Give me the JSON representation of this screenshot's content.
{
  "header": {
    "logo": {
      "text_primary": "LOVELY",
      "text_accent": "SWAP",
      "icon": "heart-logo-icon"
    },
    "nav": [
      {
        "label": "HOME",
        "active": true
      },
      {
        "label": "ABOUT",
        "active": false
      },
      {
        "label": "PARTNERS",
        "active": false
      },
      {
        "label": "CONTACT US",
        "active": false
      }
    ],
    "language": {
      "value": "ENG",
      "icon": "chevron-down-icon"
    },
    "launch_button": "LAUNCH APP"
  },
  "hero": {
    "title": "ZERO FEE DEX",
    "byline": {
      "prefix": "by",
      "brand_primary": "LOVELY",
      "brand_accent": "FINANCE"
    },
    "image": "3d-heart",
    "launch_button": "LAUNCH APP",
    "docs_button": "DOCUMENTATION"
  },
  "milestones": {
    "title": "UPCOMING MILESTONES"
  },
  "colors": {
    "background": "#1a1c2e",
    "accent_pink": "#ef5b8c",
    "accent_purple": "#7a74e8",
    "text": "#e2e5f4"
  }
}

--

Your task is to print all of the records exactly.

#### [EXERCISE RESULT]
Give me the JSON representation of this screenshot's content.
{
  "header": {
    "logo": {
      "text_primary": "LOVELY",
      "text_accent": "SWAP",
      "icon": "heart-logo-icon"
    },
    "nav": [
      {
        "label": "HOME",
        "active": true
      },
      {
        "label": "ABOUT",
        "active": false
      },
      {
        "label": "PARTNERS",
        "active": false
      },
      {
        "label": "CONTACT US",
        "active": false
      }
    ],
    "language": {
      "value": "ENG",
      "icon": "chevron-down-icon"
    },
    "launch_button": "LAUNCH APP"
  },
  "hero": {
    "title": "ZERO FEE DEX",
    "byline": {
      "prefix": "by",
      "brand_primary": "LOVELY",
      "brand_accent": "FINANCE"
    },
    "image": "3d-heart",
    "launch_button": "LAUNCH APP",
    "docs_button": "DOCUMENTATION"
  },
  "milestones": {
    "title": "UPCOMING MILESTONES"
  },
  "colors": {
    "background": "#1a1c2e",
    "accent_pink": "#ef5b8c",
    "accent_purple": "#7a74e8",
    "text": "#e2e5f4"
  }
}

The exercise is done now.